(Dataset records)

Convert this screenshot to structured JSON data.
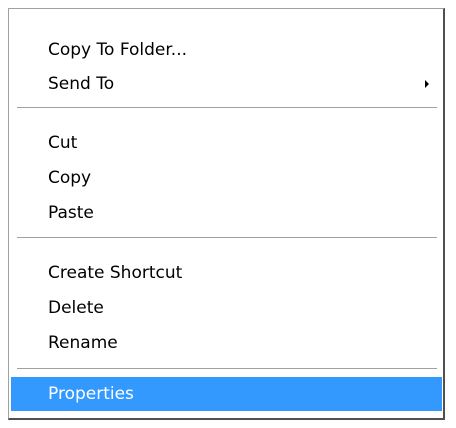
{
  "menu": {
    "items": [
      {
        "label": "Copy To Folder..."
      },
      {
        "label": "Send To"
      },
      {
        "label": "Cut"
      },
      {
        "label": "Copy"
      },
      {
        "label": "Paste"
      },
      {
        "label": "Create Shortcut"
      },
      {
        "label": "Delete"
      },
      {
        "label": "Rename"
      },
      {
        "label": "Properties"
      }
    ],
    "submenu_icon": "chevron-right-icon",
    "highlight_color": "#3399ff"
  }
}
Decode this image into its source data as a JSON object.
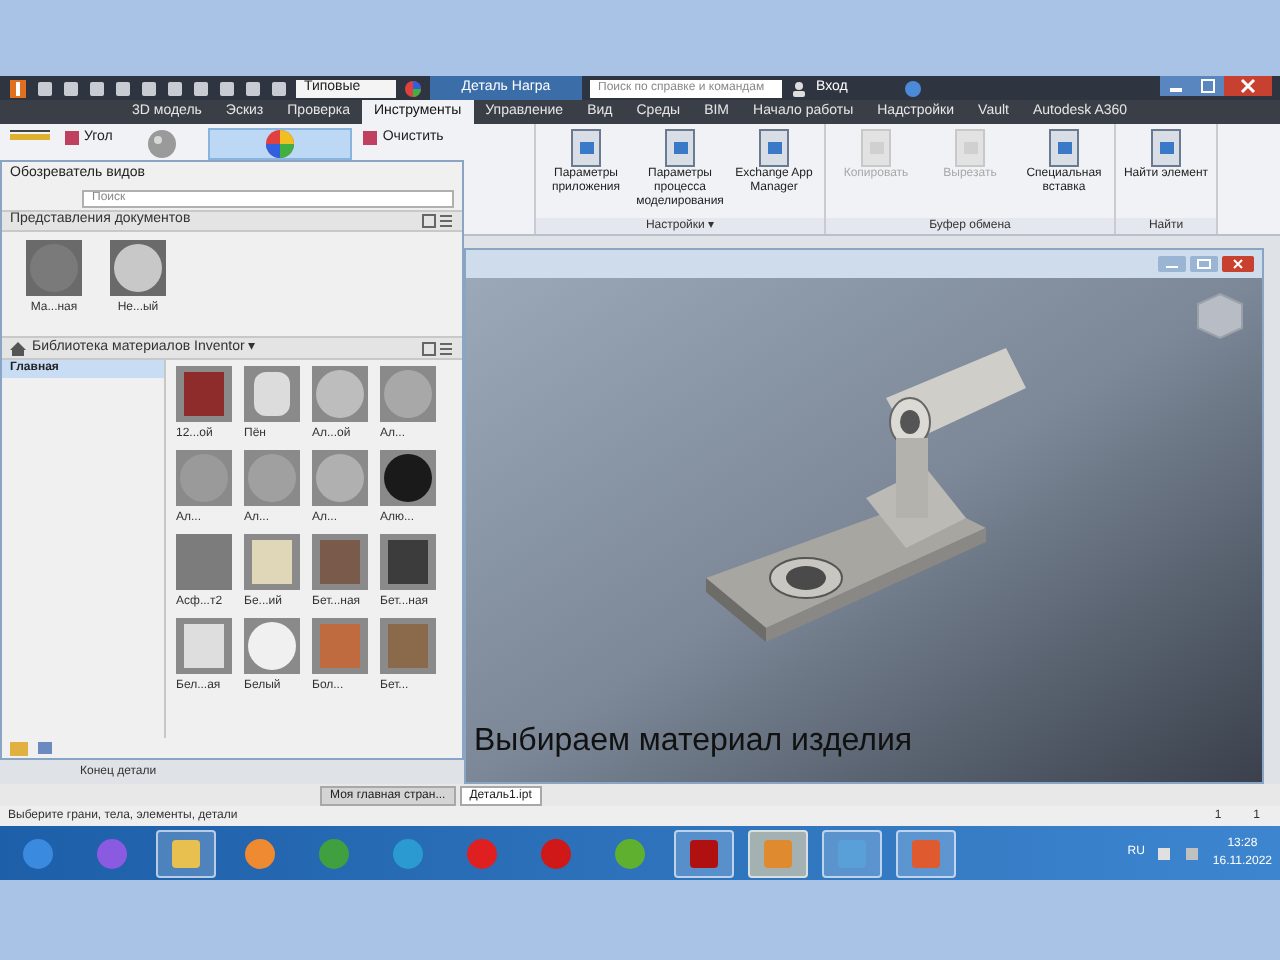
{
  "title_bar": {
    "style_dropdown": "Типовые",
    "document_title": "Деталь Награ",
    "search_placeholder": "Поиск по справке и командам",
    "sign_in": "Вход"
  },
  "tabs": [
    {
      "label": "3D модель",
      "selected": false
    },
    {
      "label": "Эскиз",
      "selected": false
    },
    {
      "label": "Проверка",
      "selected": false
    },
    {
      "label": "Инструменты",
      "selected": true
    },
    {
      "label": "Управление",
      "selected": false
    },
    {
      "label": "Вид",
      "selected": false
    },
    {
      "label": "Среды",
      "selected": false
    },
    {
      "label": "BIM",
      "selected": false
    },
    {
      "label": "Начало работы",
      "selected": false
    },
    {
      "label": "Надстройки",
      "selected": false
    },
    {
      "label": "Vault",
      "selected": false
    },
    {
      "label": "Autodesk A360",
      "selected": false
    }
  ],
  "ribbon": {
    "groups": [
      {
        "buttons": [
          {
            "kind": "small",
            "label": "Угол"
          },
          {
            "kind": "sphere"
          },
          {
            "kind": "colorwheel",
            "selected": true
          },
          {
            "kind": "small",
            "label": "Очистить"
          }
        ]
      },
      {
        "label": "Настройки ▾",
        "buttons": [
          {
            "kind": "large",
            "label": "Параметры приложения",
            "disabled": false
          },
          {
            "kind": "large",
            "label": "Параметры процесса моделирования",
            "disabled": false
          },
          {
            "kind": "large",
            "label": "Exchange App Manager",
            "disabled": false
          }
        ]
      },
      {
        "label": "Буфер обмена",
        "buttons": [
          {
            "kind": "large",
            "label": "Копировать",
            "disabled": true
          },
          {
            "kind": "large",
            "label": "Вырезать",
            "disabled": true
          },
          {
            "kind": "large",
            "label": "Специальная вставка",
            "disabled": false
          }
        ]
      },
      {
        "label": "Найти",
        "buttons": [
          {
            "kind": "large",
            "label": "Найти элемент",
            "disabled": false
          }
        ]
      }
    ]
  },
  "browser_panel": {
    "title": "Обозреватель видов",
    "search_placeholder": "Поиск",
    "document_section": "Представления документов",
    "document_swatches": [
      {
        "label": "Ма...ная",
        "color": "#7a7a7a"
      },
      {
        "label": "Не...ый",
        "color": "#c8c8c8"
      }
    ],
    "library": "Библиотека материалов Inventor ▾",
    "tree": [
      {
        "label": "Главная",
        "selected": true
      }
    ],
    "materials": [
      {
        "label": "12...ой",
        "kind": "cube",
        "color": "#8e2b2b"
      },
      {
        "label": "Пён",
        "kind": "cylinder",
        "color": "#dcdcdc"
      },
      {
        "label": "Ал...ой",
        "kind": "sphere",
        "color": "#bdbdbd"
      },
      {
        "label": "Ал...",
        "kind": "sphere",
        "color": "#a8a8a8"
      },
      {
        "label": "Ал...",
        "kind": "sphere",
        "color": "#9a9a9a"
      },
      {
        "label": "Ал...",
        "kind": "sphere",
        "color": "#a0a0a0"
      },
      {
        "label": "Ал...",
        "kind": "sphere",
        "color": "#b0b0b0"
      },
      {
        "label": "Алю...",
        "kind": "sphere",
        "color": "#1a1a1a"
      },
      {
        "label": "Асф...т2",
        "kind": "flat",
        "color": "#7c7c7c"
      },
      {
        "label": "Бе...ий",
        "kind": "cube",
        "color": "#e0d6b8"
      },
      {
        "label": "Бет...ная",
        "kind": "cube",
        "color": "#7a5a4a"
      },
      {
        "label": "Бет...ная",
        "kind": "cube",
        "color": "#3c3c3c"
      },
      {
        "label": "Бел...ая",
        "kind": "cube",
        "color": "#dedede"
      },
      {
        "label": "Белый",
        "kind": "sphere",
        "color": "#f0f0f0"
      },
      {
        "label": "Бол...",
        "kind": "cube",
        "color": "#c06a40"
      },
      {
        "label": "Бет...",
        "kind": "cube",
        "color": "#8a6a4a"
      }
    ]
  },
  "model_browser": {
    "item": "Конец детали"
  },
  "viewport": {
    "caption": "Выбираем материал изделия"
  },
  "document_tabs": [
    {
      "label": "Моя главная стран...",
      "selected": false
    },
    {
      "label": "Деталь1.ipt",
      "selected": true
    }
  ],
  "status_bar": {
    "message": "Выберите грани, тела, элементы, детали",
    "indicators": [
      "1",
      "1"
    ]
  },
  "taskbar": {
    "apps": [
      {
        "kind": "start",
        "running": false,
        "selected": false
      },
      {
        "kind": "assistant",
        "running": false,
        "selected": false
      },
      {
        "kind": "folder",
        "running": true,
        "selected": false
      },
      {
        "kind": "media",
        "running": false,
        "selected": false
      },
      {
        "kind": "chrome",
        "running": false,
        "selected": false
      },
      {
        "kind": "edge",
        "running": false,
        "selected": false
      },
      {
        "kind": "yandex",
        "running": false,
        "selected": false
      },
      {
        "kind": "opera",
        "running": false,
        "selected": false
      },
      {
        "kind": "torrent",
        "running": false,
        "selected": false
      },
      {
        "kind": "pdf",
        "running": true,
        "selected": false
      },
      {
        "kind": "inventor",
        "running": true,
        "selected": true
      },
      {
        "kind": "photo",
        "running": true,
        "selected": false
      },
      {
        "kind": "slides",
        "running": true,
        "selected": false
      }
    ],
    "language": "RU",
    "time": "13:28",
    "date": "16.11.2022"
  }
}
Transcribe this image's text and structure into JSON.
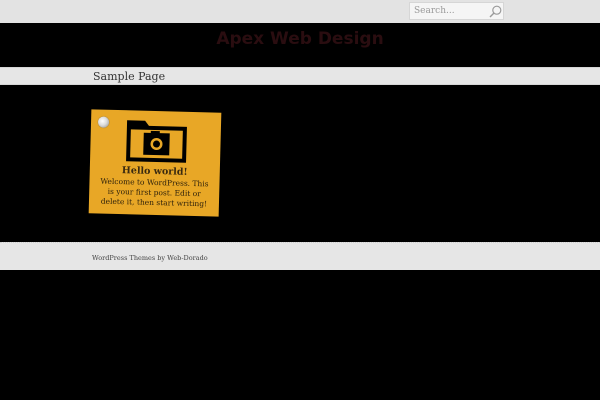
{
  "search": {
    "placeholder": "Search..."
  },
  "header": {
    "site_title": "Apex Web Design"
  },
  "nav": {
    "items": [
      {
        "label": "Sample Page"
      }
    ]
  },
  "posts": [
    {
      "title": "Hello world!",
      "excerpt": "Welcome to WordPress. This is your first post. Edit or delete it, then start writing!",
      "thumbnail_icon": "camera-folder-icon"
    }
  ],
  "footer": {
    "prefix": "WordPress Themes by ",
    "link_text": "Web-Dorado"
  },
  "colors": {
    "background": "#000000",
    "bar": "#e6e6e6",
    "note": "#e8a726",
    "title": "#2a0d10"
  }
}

# Objective:
Output every entry word for word, but omit the pictures.

# Response:
Convert this screenshot to structured JSON data.
{
  "menu": {
    "items": [
      {
        "label": "Copy To Folder..."
      },
      {
        "label": "Send To"
      },
      {
        "label": "Cut"
      },
      {
        "label": "Copy"
      },
      {
        "label": "Paste"
      },
      {
        "label": "Create Shortcut"
      },
      {
        "label": "Delete"
      },
      {
        "label": "Rename"
      },
      {
        "label": "Properties"
      }
    ],
    "submenu_icon": "chevron-right-icon",
    "highlight_color": "#3399ff"
  }
}
Decode this image into its source data as a JSON object.
{
  "title_bar": {
    "style_dropdown": "Типовые",
    "document_title": "Деталь Награ",
    "search_placeholder": "Поиск по справке и командам",
    "sign_in": "Вход"
  },
  "tabs": [
    {
      "label": "3D модель",
      "selected": false
    },
    {
      "label": "Эскиз",
      "selected": false
    },
    {
      "label": "Проверка",
      "selected": false
    },
    {
      "label": "Инструменты",
      "selected": true
    },
    {
      "label": "Управление",
      "selected": false
    },
    {
      "label": "Вид",
      "selected": false
    },
    {
      "label": "Среды",
      "selected": false
    },
    {
      "label": "BIM",
      "selected": false
    },
    {
      "label": "Начало работы",
      "selected": false
    },
    {
      "label": "Надстройки",
      "selected": false
    },
    {
      "label": "Vault",
      "selected": false
    },
    {
      "label": "Autodesk A360",
      "selected": false
    }
  ],
  "ribbon": {
    "groups": [
      {
        "buttons": [
          {
            "kind": "small",
            "label": "Угол"
          },
          {
            "kind": "sphere"
          },
          {
            "kind": "colorwheel",
            "selected": true
          },
          {
            "kind": "small",
            "label": "Очистить"
          }
        ]
      },
      {
        "label": "Настройки ▾",
        "buttons": [
          {
            "kind": "large",
            "label": "Параметры приложения",
            "disabled": false
          },
          {
            "kind": "large",
            "label": "Параметры процесса моделирования",
            "disabled": false
          },
          {
            "kind": "large",
            "label": "Exchange App Manager",
            "disabled": false
          }
        ]
      },
      {
        "label": "Буфер обмена",
        "buttons": [
          {
            "kind": "large",
            "label": "Копировать",
            "disabled": true
          },
          {
            "kind": "large",
            "label": "Вырезать",
            "disabled": true
          },
          {
            "kind": "large",
            "label": "Специальная вставка",
            "disabled": false
          }
        ]
      },
      {
        "label": "Найти",
        "buttons": [
          {
            "kind": "large",
            "label": "Найти элемент",
            "disabled": false
          }
        ]
      }
    ]
  },
  "browser_panel": {
    "title": "Обозреватель видов",
    "search_placeholder": "Поиск",
    "document_section": "Представления документов",
    "document_swatches": [
      {
        "label": "Ма...ная",
        "color": "#7a7a7a"
      },
      {
        "label": "Не...ый",
        "color": "#c8c8c8"
      }
    ],
    "library": "Библиотека материалов Inventor ▾",
    "tree": [
      {
        "label": "Главная",
        "selected": true
      }
    ],
    "materials": [
      {
        "label": "12...ой",
        "kind": "cube",
        "color": "#8e2b2b"
      },
      {
        "label": "Пён",
        "kind": "cylinder",
        "color": "#dcdcdc"
      },
      {
        "label": "Ал...ой",
        "kind": "sphere",
        "color": "#bdbdbd"
      },
      {
        "label": "Ал...",
        "kind": "sphere",
        "color": "#a8a8a8"
      },
      {
        "label": "Ал...",
        "kind": "sphere",
        "color": "#9a9a9a"
      },
      {
        "label": "Ал...",
        "kind": "sphere",
        "color": "#a0a0a0"
      },
      {
        "label": "Ал...",
        "kind": "sphere",
        "color": "#b0b0b0"
      },
      {
        "label": "Алю...",
        "kind": "sphere",
        "color": "#1a1a1a"
      },
      {
        "label": "Асф...т2",
        "kind": "flat",
        "color": "#7c7c7c"
      },
      {
        "label": "Бе...ий",
        "kind": "cube",
        "color": "#e0d6b8"
      },
      {
        "label": "Бет...ная",
        "kind": "cube",
        "color": "#7a5a4a"
      },
      {
        "label": "Бет...ная",
        "kind": "cube",
        "color": "#3c3c3c"
      },
      {
        "label": "Бел...ая",
        "kind": "cube",
        "color": "#dedede"
      },
      {
        "label": "Белый",
        "kind": "sphere",
        "color": "#f0f0f0"
      },
      {
        "label": "Бол...",
        "kind": "cube",
        "color": "#c06a40"
      },
      {
        "label": "Бет...",
        "kind": "cube",
        "color": "#8a6a4a"
      }
    ]
  },
  "model_browser": {
    "item": "Конец детали"
  },
  "viewport": {
    "caption": "Выбираем материал изделия"
  },
  "document_tabs": [
    {
      "label": "Моя главная стран...",
      "selected": false
    },
    {
      "label": "Деталь1.ipt",
      "selected": true
    }
  ],
  "status_bar": {
    "message": "Выберите грани, тела, элементы, детали",
    "indicators": [
      "1",
      "1"
    ]
  },
  "taskbar": {
    "apps": [
      {
        "kind": "start",
        "running": false,
        "selected": false
      },
      {
        "kind": "assistant",
        "running": false,
        "selected": false
      },
      {
        "kind": "folder",
        "running": true,
        "selected": false
      },
      {
        "kind": "media",
        "running": false,
        "selected": false
      },
      {
        "kind": "chrome",
        "running": false,
        "selected": false
      },
      {
        "kind": "edge",
        "running": false,
        "selected": false
      },
      {
        "kind": "yandex",
        "running": false,
        "selected": false
      },
      {
        "kind": "opera",
        "running": false,
        "selected": false
      },
      {
        "kind": "torrent",
        "running": false,
        "selected": false
      },
      {
        "kind": "pdf",
        "running": true,
        "selected": false
      },
      {
        "kind": "inventor",
        "running": true,
        "selected": true
      },
      {
        "kind": "photo",
        "running": true,
        "selected": false
      },
      {
        "kind": "slides",
        "running": true,
        "selected": false
      }
    ],
    "language": "RU",
    "time": "13:28",
    "date": "16.11.2022"
  }
}
Transcribe this image's text and structure into JSON.
{
  "search": {
    "placeholder": "Search..."
  },
  "header": {
    "site_title": "Apex Web Design"
  },
  "nav": {
    "items": [
      {
        "label": "Sample Page"
      }
    ]
  },
  "posts": [
    {
      "title": "Hello world!",
      "excerpt": "Welcome to WordPress. This is your first post. Edit or delete it, then start writing!",
      "thumbnail_icon": "camera-folder-icon"
    }
  ],
  "footer": {
    "prefix": "WordPress Themes by ",
    "link_text": "Web-Dorado"
  },
  "colors": {
    "background": "#000000",
    "bar": "#e6e6e6",
    "note": "#e8a726",
    "title": "#2a0d10"
  }
}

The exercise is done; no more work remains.